**EXERCISE:**
What is the number of lines that include the word "będzie"? Provide only that figure.

::::::

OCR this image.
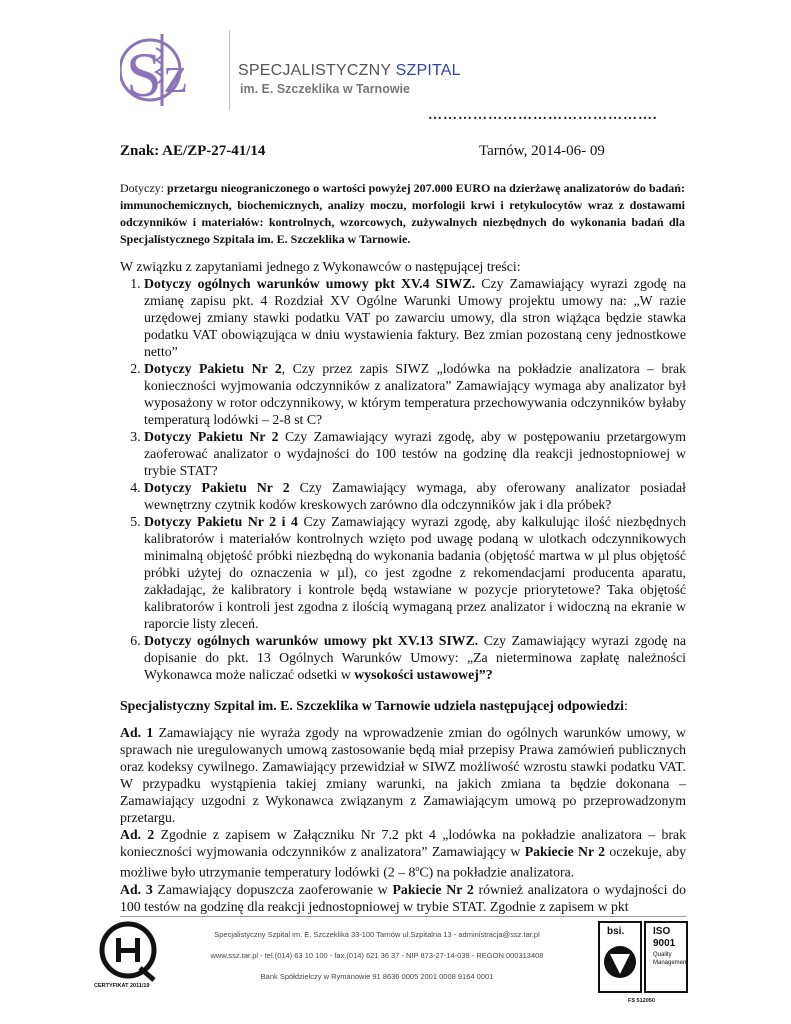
S z	SPECJALISTYCZNY SZPITAL
im. E. Szczeklika w Tarnowie
……………………………………….
Znak: AE/ZP-27-41/14	Tarnów, 2014-06- 09
Dotyczy: przetargu nieograniczonego o wartości powyżej 207.000 EURO na dzierżawę analizatorów do badań: immunochemicznych, biochemicznych, analizy moczu, morfologii krwi i retykulocytów wraz z dostawami odczynników i materiałów: kontrolnych, wzorcowych, zużywalnych niezbędnych do wykonania badań dla Specjalistycznego Szpitala im. E. Szczeklika w Tarnowie.

W związku z zapytaniami jednego z Wykonawców o następującej treści:

1. Dotyczy ogólnych warunków umowy pkt XV.4 SIWZ. Czy Zamawiający wyrazi zgodę na zmianę zapisu pkt. 4 Rozdział XV Ogólne Warunki Umowy projektu umowy na: „W razie urzędowej zmiany stawki podatku VAT po zawarciu umowy, dla stron wiążąca będzie stawka podatku VAT obowiązująca w dniu wystawienia faktury. Bez zmian pozostaną ceny jednostkowe netto”
2. Dotyczy Pakietu Nr 2, Czy przez zapis SIWZ „lodówka na pokładzie analizatora – brak konieczności wyjmowania odczynników z analizatora” Zamawiający wymaga aby analizator był wyposażony w rotor odczynnikowy, w którym temperatura przechowywania odczynników byłaby temperaturą lodówki – 2-8 st C?
3. Dotyczy Pakietu Nr 2 Czy Zamawiający wyrazi zgodę, aby w postępowaniu przetargowym zaoferować analizator o wydajności do 100 testów na godzinę dla reakcji jednostopniowej w trybie STAT?
4. Dotyczy Pakietu Nr 2 Czy Zamawiający wymaga, aby oferowany analizator posiadał wewnętrzny czytnik kodów kreskowych zarówno dla odczynników jak i dla próbek?
5. Dotyczy Pakietu Nr 2 i 4 Czy Zamawiający wyrazi zgodę, aby kalkulując ilość niezbędnych kalibratorów i materiałów kontrolnych wzięto pod uwagę podaną w ulotkach odczynnikowych minimalną objętość próbki niezbędną do wykonania badania (objętość martwa w µl plus objętość próbki użytej do oznaczenia w µl), co jest zgodne z rekomendacjami producenta aparatu, zakładając, że kalibratory i kontrole będą wstawiane w pozycje priorytetowe? Taka objętość kalibratorów i kontroli jest zgodna z ilością wymaganą przez analizator i widoczną na ekranie w raporcie listy zleceń.
6. Dotyczy ogólnych warunków umowy pkt XV.13 SIWZ. Czy Zamawiający wyrazi zgodę na dopisanie do pkt. 13 Ogólnych Warunków Umowy: „Za nieterminowa zapłatę należności Wykonawca może naliczać odsetki w wysokości ustawowej”?

Specjalistyczny Szpital im. E. Szczeklika w Tarnowie udziela następującej odpowiedzi:

Ad. 1 Zamawiający nie wyraża zgody na wprowadzenie zmian do ogólnych warunków umowy, w sprawach nie uregulowanych umową zastosowanie będą miał przepisy Prawa zamówień publicznych oraz kodeksy cywilnego. Zamawiający przewidział w SIWZ możliwość wzrostu stawki podatku VAT. W przypadku wystąpienia takiej zmiany warunki, na jakich zmiana ta będzie dokonana – Zamawiający uzgodni z Wykonawca związanym z Zamawiającym umową po przeprowadzonym przetargu.

Ad. 2 Zgodnie z zapisem w Załączniku Nr 7.2 pkt 4 „lodówka na pokładzie analizatora – brak konieczności wyjmowania odczynników z analizatora” Zamawiający w Pakiecie Nr 2 oczekuje, aby możliwe było utrzymanie temperatury lodówki (2 – 8$^o$C) na pokładzie analizatora.

Ad. 3 Zamawiający dopuszcza zaoferowanie w Pakiecie Nr 2 również analizatora o wydajności do 100 testów na godzinę dla reakcji jednostopniowej w trybie STAT. Zgodnie z zapisem w pkt

CERTYFIKAT 2011/19
Specjalistyczny Szpital im. E. Szczeklika 33-100 Tarnów ul.Szpitalna 13 - administracja@ssz.tar.pl
www.ssz.tar.pl - tel.(014) 63 10 100 - fax.(014) 621 36 37 - NIP 873-27-14-039 - REGON 000313408
Bank Spółdzielczy w Rymanowie 91 8636 0005 2001 0008 9164 0001
bsi.	ISO
9001
Quality
Management
FS 512050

::::::

**FULL RESPONSE:**
2